**Goal 1:** In the blog post below, how does Mr. Blue explain what a cay is?

★ ★ ★

Saturday, August 25, 2012

Day 199 - Next It Will Be 'The Club Club' For The Club, Activate the Bat Blog-Title!, The 1924 Olympic Lames, Katzenjammer IT Is Rather Good, Ziggy Stardust's Electronic Bladder Goes To Uranus, and "Tragedy" Is A Relative Term In Both Obituaries And Films

Mr. Amethyst
Yes, but guns are not only to stop shootings, because "the fastest reaction is still slower than the slowest action", but also to stop…I don’t know…cayjackings.
car*
WTF is a cay?
9:26 AM Mr. Blue
It’s like a sandy island.
9:26 AM Mr. Silver
Cayjacking!
"Yo!  Get off the ISLAND lady!"  (pulls her off, jumps on...peals out)
"MY CAY!!!!"
9:27 AM Mr. Blue
LOL
You're sayin' what I’m thinkin'!

★ ★ ★

**Goal 2:** Copy lines from the records verbatim, beginning at the line that contains "least-aligned-title: ✕ Least" and stopping after the line that contains "metric-bar [663,248,817,271]".

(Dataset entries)
★ ★ ★

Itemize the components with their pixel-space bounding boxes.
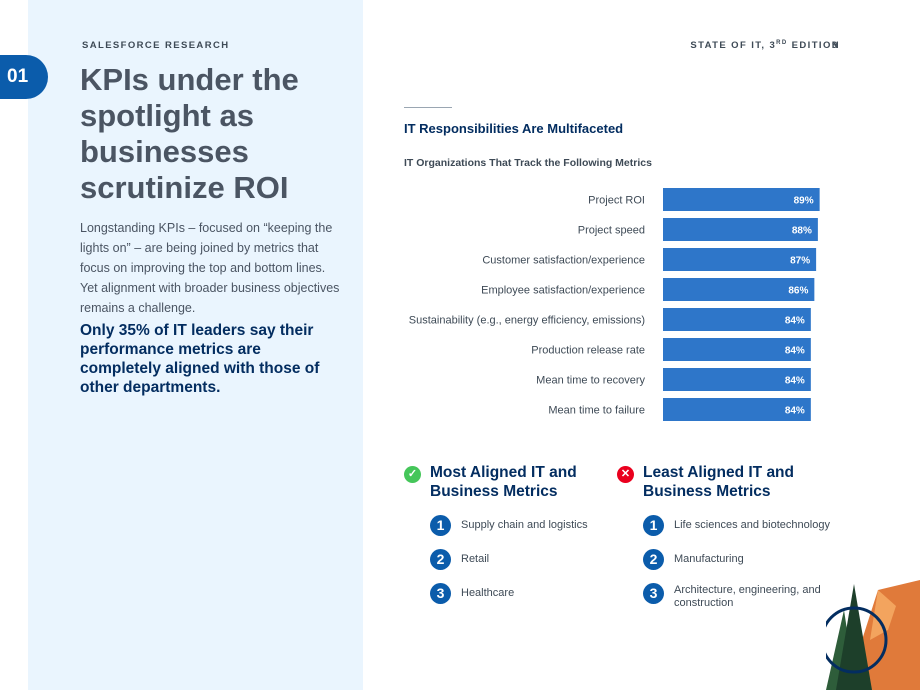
least-aligned-title: ✕ Least Aligned IT and Business Metrics [617,463,847,501]
industry-label: Manufacturing [674,553,744,565]
value-label: 84% [785,316,805,327]
rank-badge: 3 [430,583,451,604]
metric-bar [663,338,811,361]
category-label: Sustainability (e.g., energy efficiency,… [409,315,645,327]
category-label: Employee satisfaction/experience [481,285,645,297]
rank-badge: 2 [643,549,664,570]
mountain-illustration [826,580,920,690]
category-label: Mean time to recovery [536,375,645,387]
most-aligned-title-line2: Business Metrics [430,483,558,500]
metric-bar [663,308,811,331]
publication-superscript: RD [776,40,788,46]
value-label: 84% [785,346,805,357]
most-aligned-section: ✓ Most Aligned IT and Business Metrics 1… [404,463,634,604]
category-label: Project ROI [588,195,645,207]
category-label: Customer satisfaction/experience [482,255,645,267]
least-aligned-title-line1: Least Aligned IT and [643,464,794,481]
rank-badge: 1 [430,515,451,536]
title-divider [404,107,452,108]
industry-label: Retail [461,553,490,565]
metric-bar [663,398,811,421]
metric-bar [663,218,818,241]
industry-label: Life sciences and biotechnology [674,519,830,531]
value-label: 84% [785,376,805,387]
section-number-tab: 01 [0,55,48,99]
metric-bar [663,248,817,271]
most-aligned-title-line1: Most Aligned IT and [430,464,577,481]
metric-bar [663,368,811,391]
category-label: Production release rate [531,345,645,357]
category-label: Project speed [578,225,645,237]
industry-label: Healthcare [461,587,515,599]
metrics-bar-chart: Project ROI 89% Project speed 88% Customer s… [409,188,820,421]
least-aligned-section: ✕ Least Aligned IT and Business Metrics … [617,463,847,609]
rank-badge: 3 [643,583,664,604]
least-aligned-title-line2: Business Metrics [643,483,771,500]
value-label: 87% [790,256,810,267]
value-label: 84% [785,406,805,417]
publication-title: STATE OF IT, 3RD EDITION [690,40,840,51]
rank-badge: 1 [643,515,664,536]
value-label: 88% [792,226,812,237]
chart-title: IT Responsibilities Are Multifaceted [404,121,624,136]
industry-label: Architecture, engineering, and construct… [674,584,821,609]
brand-label: SALESFORCE RESEARCH [82,40,230,51]
metric-bar [663,188,820,211]
publication-suffix: EDITION [787,40,840,52]
value-label: 86% [788,286,808,297]
page-headline: KPIs under the spotlight as businesses s… [80,62,299,205]
metric-bar [663,278,815,301]
x-icon: ✕ [617,466,634,483]
left-panel [28,0,363,690]
rank-badge: 2 [430,549,451,570]
check-icon: ✓ [404,466,421,483]
callout-stat: Only 35% of IT leaders say their perform… [80,322,320,396]
chart-subtitle: IT Organizations That Track the Followin… [404,157,652,169]
value-label: 89% [794,196,814,207]
publication-name: STATE OF IT, 3 [690,40,777,52]
intro-paragraph: Longstanding KPIs – focused on “keeping … [80,221,340,315]
category-label: Mean time to failure [548,405,645,417]
most-aligned-title: ✓ Most Aligned IT and Business Metrics [404,463,634,501]
industry-label: Supply chain and logistics [461,519,588,531]
page-number: 9 [832,40,838,51]
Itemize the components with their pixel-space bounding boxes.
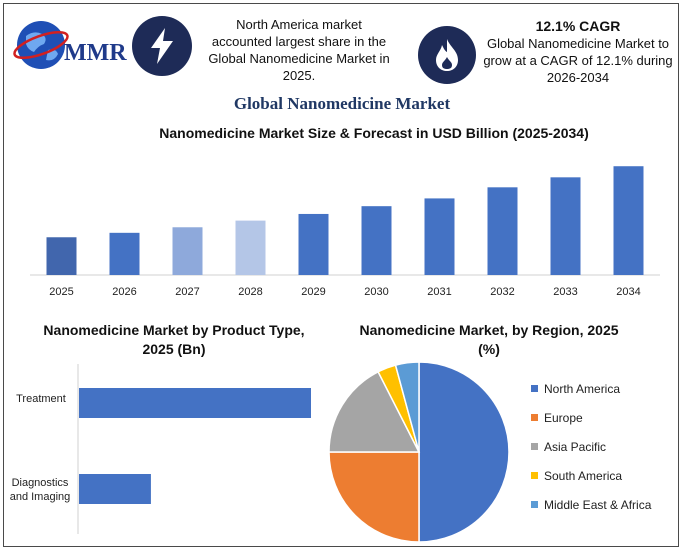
fact1-text: North America market accounted largest s…: [194, 16, 404, 84]
legend-item-north-america: North America: [531, 374, 676, 403]
product-type-title-line: 2025 (Bn): [142, 341, 206, 357]
x-tick-label: 2032: [490, 286, 514, 298]
bar: [172, 227, 203, 275]
bar: [235, 220, 266, 275]
x-tick-label: 2033: [553, 286, 577, 298]
legend-swatch: [531, 414, 538, 421]
fact1-line: North America market: [236, 17, 362, 32]
region-title-line: (%): [478, 341, 500, 357]
region-title-line: Nanomedicine Market, by Region, 2025: [359, 322, 619, 338]
x-tick-label: 2030: [364, 286, 388, 298]
fact2-line: 2026-2034: [546, 70, 610, 85]
region-chart-title: Nanomedicine Market, by Region, 2025 (%): [334, 321, 644, 359]
legend-label: North America: [544, 381, 621, 396]
fact2-text: 12.1% CAGR Global Nanomedicine Market to…: [478, 18, 678, 86]
legend-item-middle-east-africa: Middle East & Africa: [531, 490, 676, 519]
category-label-line: Diagnostics: [11, 477, 69, 489]
legend-swatch: [531, 501, 538, 508]
bar: [79, 474, 151, 504]
legend-swatch: [531, 443, 538, 450]
pie-slice: [328, 370, 421, 453]
bar: [298, 213, 329, 275]
flame-icon: [436, 39, 458, 71]
fact2-title: 12.1% CAGR: [535, 18, 621, 34]
fact1-line: Global Nanomedicine Market in: [208, 51, 390, 66]
region-legend: North America Europe Asia Pacific South …: [531, 374, 676, 519]
bar: [361, 206, 392, 275]
legend-label: Middle East & Africa: [544, 497, 652, 512]
x-tick-label: 2031: [427, 286, 451, 298]
fact1-line: accounted largest share in the: [211, 34, 387, 49]
legend-label: Europe: [544, 410, 583, 425]
category-label-diagnostics: Diagnostics and Imaging: [4, 476, 76, 504]
category-label-treatment: Treatment: [6, 392, 76, 406]
x-tick-label: 2034: [616, 286, 640, 298]
legend-item-south-america: South America: [531, 461, 676, 490]
legend-item-europe: Europe: [531, 403, 676, 432]
legend-item-asia-pacific: Asia Pacific: [531, 432, 676, 461]
bar: [79, 388, 311, 418]
bar: [109, 232, 140, 275]
logo-text: MMR: [64, 40, 127, 66]
product-type-chart-title: Nanomedicine Market by Product Type, 202…: [24, 321, 324, 359]
x-tick-label: 2025: [49, 286, 73, 298]
product-type-title-line: Nanomedicine Market by Product Type,: [43, 322, 305, 338]
main-title: Global Nanomedicine Market: [233, 94, 451, 113]
forecast-bar-chart: 2025 2026 2027 2028 2029 2030 2031 2032 2033 2034: [30, 166, 660, 298]
bar: [46, 237, 77, 275]
pie-slice: [394, 361, 420, 453]
bar: [424, 198, 455, 275]
infographic-frame: MMR North America market accounted large…: [3, 3, 679, 547]
fact2-line: Global Nanomedicine Market to: [486, 36, 670, 51]
globe-icon: [13, 21, 69, 69]
x-tick-label: 2027: [175, 286, 199, 298]
legend-swatch: [531, 472, 538, 479]
forecast-chart-title: Nanomedicine Market Size & Forecast in U…: [159, 125, 589, 141]
category-label-line: Treatment: [16, 393, 66, 405]
product-type-bar-chart: [77, 364, 311, 534]
fact1-line: 2025.: [282, 68, 316, 83]
pie-slice: [328, 451, 420, 543]
bar: [550, 177, 581, 275]
x-tick-label: 2029: [301, 286, 325, 298]
bar: [613, 166, 644, 275]
fact2-icon-circle: [418, 26, 476, 84]
category-label-line: and Imaging: [9, 491, 71, 503]
legend-label: Asia Pacific: [544, 439, 607, 454]
region-pie-chart: [328, 361, 510, 543]
fact2-line: grow at a CAGR of 12.1% during: [483, 53, 673, 68]
lightning-bolt-icon: [151, 28, 173, 64]
legend-swatch: [531, 385, 538, 392]
mmr-logo: MMR: [12, 16, 132, 74]
bar: [487, 187, 518, 275]
x-tick-label: 2028: [238, 286, 262, 298]
pie-slice: [418, 361, 510, 543]
fact1-icon-circle: [132, 16, 192, 76]
x-tick-label: 2026: [112, 286, 136, 298]
legend-label: South America: [544, 468, 623, 483]
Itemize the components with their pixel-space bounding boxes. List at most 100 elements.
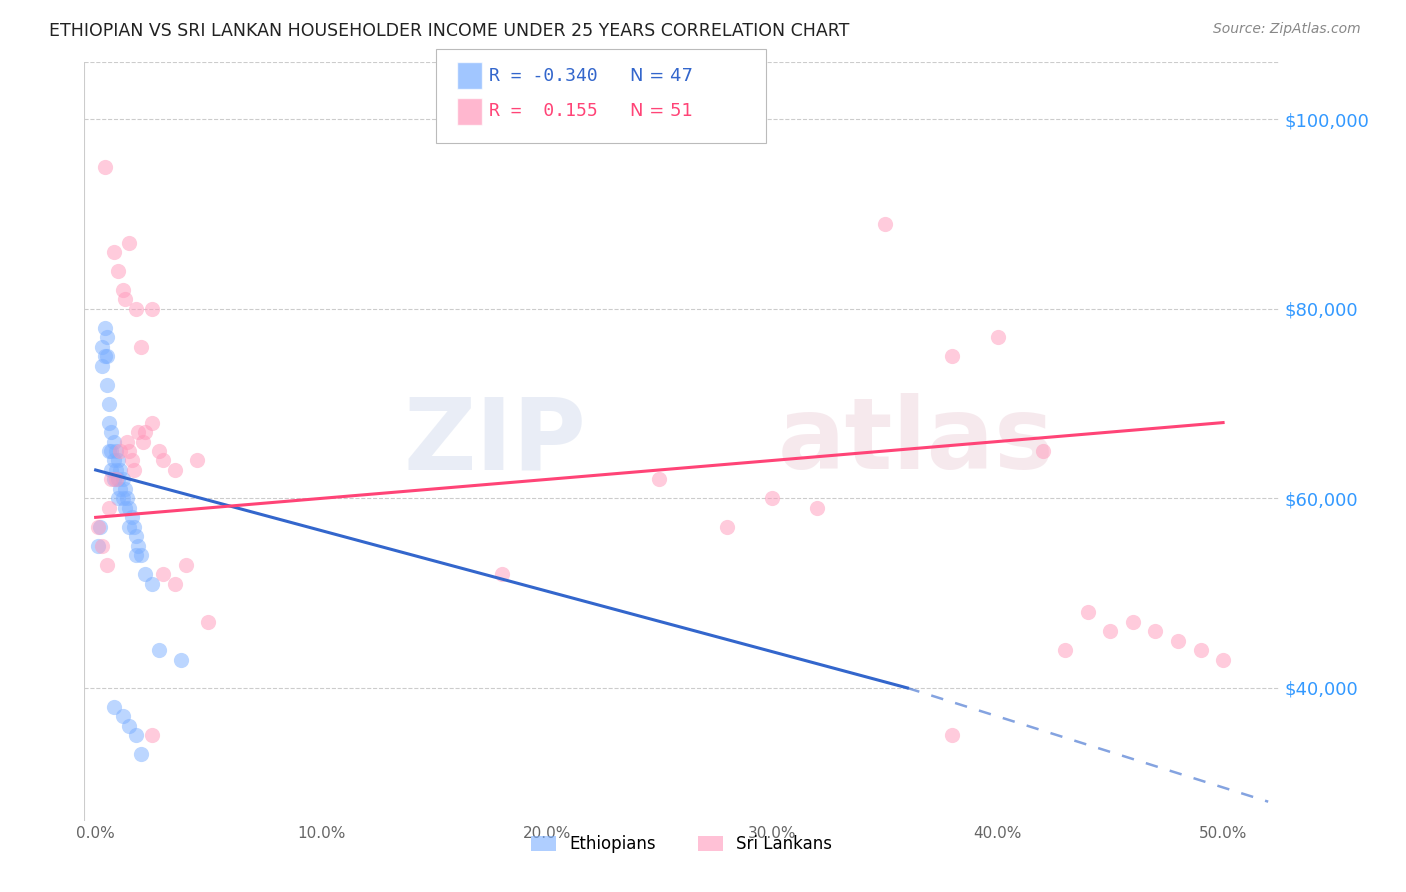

★ ★ ★

**Full solution 1:** It's like a sandy island.

**Full solution 2:**
least-aligned-title: ✕ Least Aligned IT and Business Metrics [617,463,847,501]
industry-label: Manufacturing [674,553,744,565]
value-label: 84% [785,316,805,327]
rank-badge: 3 [430,583,451,604]
metric-bar [663,338,811,361]
category-label: Sustainability (e.g., energy efficiency,… [409,315,645,327]
category-label: Employee satisfaction/experience [481,285,645,297]
rank-badge: 2 [643,549,664,570]
mountain-illustration [826,580,920,690]
category-label: Mean time to recovery [536,375,645,387]
most-aligned-title-line2: Business Metrics [430,483,558,500]
metric-bar [663,308,811,331]
publication-superscript: RD [776,40,788,46]
value-label: 84% [785,346,805,357]
most-aligned-section: ✓ Most Aligned IT and Business Metrics 1… [404,463,634,604]
category-label: Project ROI [588,195,645,207]
category-label: Customer satisfaction/experience [482,255,645,267]
least-aligned-title-line1: Least Aligned IT and [643,464,794,481]
rank-badge: 1 [430,515,451,536]
title-divider [404,107,452,108]
industry-label: Retail [461,553,490,565]
metric-bar [663,398,811,421]
metric-bar [663,218,818,241]
industry-label: Life sciences and biotechnology [674,519,830,531]
value-label: 84% [785,376,805,387]
section-number-tab: 01 [0,55,48,99]
metric-bar [663,248,817,271]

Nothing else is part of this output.